──────── LISTED RECORDS

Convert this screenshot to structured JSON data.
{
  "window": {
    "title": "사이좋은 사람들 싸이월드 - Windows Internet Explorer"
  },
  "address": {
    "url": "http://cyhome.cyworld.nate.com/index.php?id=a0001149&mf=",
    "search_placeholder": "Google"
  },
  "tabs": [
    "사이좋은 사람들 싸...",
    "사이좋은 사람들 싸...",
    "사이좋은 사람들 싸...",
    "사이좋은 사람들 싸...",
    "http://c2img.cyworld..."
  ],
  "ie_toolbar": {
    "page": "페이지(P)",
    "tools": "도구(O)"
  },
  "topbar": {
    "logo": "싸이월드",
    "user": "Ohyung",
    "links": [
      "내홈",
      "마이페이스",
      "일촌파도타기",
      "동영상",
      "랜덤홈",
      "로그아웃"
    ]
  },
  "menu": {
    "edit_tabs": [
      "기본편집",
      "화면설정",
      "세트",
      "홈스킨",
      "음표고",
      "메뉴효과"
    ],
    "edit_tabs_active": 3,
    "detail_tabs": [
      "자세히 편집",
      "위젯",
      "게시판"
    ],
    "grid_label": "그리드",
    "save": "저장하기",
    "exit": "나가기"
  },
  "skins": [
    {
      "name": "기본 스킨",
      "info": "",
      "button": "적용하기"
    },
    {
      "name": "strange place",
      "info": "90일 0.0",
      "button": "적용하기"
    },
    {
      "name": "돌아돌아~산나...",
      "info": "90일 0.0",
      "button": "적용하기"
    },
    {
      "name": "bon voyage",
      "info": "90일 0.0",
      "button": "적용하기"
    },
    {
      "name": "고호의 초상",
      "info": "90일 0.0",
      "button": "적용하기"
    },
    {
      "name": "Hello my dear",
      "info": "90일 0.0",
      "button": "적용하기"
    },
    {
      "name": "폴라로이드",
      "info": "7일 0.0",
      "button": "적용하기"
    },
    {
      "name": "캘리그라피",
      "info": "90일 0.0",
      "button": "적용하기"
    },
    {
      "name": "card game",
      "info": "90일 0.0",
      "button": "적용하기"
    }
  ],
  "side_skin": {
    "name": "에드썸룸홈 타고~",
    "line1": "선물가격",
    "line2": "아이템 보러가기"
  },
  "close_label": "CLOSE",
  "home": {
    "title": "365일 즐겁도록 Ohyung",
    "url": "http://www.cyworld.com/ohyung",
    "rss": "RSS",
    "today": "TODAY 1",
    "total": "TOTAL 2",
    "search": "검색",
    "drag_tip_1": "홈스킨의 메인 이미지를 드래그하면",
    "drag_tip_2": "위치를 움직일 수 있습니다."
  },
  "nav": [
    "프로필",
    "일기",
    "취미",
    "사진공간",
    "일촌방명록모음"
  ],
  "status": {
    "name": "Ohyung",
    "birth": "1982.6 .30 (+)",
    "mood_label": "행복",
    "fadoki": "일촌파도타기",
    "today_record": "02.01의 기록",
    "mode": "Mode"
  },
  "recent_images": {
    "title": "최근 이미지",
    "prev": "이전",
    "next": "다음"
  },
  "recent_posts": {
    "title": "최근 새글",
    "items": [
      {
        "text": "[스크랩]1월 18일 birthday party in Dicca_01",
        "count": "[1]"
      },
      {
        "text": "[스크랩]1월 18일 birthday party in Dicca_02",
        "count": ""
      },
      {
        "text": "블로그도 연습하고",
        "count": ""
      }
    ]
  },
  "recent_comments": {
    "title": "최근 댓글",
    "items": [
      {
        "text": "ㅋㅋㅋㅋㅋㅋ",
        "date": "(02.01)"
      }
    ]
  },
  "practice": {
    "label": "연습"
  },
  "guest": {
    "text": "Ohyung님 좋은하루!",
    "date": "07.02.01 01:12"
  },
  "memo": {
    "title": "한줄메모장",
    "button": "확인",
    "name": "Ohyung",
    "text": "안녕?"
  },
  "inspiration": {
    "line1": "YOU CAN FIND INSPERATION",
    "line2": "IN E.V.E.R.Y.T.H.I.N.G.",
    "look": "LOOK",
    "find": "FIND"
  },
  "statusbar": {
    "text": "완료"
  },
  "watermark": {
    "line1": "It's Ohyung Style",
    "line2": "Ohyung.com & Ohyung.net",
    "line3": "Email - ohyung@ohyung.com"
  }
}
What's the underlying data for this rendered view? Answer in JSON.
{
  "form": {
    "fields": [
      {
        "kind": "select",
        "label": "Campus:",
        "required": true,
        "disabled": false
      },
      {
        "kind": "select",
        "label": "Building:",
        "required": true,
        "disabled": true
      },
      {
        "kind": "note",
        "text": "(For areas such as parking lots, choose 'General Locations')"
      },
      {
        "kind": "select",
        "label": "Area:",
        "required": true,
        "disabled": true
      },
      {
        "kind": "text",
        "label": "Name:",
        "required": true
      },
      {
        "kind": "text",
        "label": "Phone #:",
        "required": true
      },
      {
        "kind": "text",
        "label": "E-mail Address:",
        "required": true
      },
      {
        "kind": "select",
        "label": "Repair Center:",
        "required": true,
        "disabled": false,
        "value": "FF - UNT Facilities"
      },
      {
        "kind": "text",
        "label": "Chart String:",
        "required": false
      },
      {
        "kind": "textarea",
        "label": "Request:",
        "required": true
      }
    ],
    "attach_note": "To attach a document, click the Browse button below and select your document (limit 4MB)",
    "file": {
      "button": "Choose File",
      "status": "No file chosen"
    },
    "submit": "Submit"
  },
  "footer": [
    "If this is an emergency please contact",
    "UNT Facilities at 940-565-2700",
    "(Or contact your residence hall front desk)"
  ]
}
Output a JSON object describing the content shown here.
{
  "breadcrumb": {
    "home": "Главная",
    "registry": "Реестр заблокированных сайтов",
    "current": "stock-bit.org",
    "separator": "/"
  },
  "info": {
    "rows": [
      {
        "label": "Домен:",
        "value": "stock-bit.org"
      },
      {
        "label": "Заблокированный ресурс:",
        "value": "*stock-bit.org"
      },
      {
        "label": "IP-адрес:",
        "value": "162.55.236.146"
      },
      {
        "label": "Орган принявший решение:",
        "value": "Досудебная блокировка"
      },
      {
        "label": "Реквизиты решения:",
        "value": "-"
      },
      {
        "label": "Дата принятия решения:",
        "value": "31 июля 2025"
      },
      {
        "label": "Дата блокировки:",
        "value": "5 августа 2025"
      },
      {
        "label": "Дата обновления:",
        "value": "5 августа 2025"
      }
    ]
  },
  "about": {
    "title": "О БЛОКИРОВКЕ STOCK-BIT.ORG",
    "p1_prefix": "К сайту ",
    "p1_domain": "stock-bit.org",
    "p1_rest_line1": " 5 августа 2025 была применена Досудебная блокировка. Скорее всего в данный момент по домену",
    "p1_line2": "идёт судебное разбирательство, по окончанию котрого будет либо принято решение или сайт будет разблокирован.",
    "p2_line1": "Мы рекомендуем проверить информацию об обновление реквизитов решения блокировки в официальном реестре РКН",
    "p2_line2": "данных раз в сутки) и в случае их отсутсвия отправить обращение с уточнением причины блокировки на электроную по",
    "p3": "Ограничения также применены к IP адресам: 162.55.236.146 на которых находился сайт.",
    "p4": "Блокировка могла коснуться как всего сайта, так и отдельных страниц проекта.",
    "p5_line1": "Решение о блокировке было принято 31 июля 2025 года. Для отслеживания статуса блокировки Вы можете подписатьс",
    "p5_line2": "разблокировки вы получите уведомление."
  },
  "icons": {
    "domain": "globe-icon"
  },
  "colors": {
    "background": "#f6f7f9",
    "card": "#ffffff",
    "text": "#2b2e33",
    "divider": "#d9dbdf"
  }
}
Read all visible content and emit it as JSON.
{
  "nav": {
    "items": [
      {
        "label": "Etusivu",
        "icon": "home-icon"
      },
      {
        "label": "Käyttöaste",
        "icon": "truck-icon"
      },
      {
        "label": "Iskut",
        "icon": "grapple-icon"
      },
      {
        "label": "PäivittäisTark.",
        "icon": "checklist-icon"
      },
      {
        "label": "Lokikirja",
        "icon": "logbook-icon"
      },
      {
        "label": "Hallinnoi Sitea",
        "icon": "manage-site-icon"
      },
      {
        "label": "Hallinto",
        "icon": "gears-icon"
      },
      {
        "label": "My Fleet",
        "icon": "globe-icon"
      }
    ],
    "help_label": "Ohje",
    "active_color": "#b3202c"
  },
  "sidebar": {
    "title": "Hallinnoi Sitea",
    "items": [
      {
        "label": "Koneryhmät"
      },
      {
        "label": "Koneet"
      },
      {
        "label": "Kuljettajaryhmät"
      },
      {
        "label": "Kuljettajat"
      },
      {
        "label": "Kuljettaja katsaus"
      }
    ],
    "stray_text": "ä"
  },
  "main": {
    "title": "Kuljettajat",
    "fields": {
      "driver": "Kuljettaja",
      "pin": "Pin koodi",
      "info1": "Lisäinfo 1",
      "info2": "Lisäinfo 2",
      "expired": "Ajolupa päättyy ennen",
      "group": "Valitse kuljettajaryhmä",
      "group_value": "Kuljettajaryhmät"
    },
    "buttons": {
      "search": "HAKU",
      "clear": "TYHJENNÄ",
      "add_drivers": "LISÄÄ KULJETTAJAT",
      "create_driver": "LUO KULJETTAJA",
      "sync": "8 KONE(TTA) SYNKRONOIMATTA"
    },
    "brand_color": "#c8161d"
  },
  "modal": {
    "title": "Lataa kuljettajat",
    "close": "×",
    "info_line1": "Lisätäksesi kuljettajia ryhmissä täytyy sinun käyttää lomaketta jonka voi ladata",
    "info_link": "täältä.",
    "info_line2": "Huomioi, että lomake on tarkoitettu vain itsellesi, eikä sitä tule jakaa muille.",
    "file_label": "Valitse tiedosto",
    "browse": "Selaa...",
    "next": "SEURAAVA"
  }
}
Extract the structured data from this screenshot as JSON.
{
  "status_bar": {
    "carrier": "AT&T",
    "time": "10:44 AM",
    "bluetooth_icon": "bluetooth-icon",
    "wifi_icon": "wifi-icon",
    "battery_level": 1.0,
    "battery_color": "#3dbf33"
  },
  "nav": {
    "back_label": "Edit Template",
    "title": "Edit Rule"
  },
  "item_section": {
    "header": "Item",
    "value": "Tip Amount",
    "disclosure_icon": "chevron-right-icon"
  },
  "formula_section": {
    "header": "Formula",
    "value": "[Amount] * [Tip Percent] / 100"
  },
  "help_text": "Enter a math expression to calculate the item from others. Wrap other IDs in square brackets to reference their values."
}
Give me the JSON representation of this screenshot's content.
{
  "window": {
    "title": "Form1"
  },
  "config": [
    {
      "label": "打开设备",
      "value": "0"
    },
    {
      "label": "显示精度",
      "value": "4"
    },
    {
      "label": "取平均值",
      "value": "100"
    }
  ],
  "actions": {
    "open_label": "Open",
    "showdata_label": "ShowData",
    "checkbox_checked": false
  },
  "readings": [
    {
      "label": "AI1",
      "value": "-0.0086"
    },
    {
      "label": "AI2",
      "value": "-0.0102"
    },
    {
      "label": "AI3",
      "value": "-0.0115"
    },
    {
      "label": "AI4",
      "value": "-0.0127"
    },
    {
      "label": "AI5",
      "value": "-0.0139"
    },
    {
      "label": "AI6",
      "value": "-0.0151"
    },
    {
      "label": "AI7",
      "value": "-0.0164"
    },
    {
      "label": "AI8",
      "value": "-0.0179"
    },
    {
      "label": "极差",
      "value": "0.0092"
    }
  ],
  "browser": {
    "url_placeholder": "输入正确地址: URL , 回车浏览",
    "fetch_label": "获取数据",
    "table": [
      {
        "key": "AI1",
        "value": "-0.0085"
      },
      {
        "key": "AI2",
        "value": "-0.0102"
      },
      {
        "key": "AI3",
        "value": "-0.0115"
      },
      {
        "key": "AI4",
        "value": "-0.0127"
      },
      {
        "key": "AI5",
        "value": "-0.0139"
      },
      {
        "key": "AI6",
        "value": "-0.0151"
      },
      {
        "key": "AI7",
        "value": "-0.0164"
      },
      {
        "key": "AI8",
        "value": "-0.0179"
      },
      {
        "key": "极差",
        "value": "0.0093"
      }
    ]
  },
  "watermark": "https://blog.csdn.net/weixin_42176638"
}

────────────────

* STATED GOAL *
Reproduce, word for word, every line starting at the line that contains "Give me the" and ending with the final line of the entries.

* EXERCISE RESULT *
Give me the JSON representation of this screenshot's content.
{
  "window": {
    "title": "Form1"
  },
  "config": [
    {
      "label": "打开设备",
      "value": "0"
    },
    {
      "label": "显示精度",
      "value": "4"
    },
    {
      "label": "取平均值",
      "value": "100"
    }
  ],
  "actions": {
    "open_label": "Open",
    "showdata_label": "ShowData",
    "checkbox_checked": false
  },
  "readings": [
    {
      "label": "AI1",
      "value": "-0.0086"
    },
    {
      "label": "AI2",
      "value": "-0.0102"
    },
    {
      "label": "AI3",
      "value": "-0.0115"
    },
    {
      "label": "AI4",
      "value": "-0.0127"
    },
    {
      "label": "AI5",
      "value": "-0.0139"
    },
    {
      "label": "AI6",
      "value": "-0.0151"
    },
    {
      "label": "AI7",
      "value": "-0.0164"
    },
    {
      "label": "AI8",
      "value": "-0.0179"
    },
    {
      "label": "极差",
      "value": "0.0092"
    }
  ],
  "browser": {
    "url_placeholder": "输入正确地址: URL , 回车浏览",
    "fetch_label": "获取数据",
    "table": [
      {
        "key": "AI1",
        "value": "-0.0085"
      },
      {
        "key": "AI2",
        "value": "-0.0102"
      },
      {
        "key": "AI3",
        "value": "-0.0115"
      },
      {
        "key": "AI4",
        "value": "-0.0127"
      },
      {
        "key": "AI5",
        "value": "-0.0139"
      },
      {
        "key": "AI6",
        "value": "-0.0151"
      },
      {
        "key": "AI7",
        "value": "-0.0164"
      },
      {
        "key": "AI8",
        "value": "-0.0179"
      },
      {
        "key": "极差",
        "value": "0.0093"
      }
    ]
  },
  "watermark": "https://blog.csdn.net/weixin_42176638"
}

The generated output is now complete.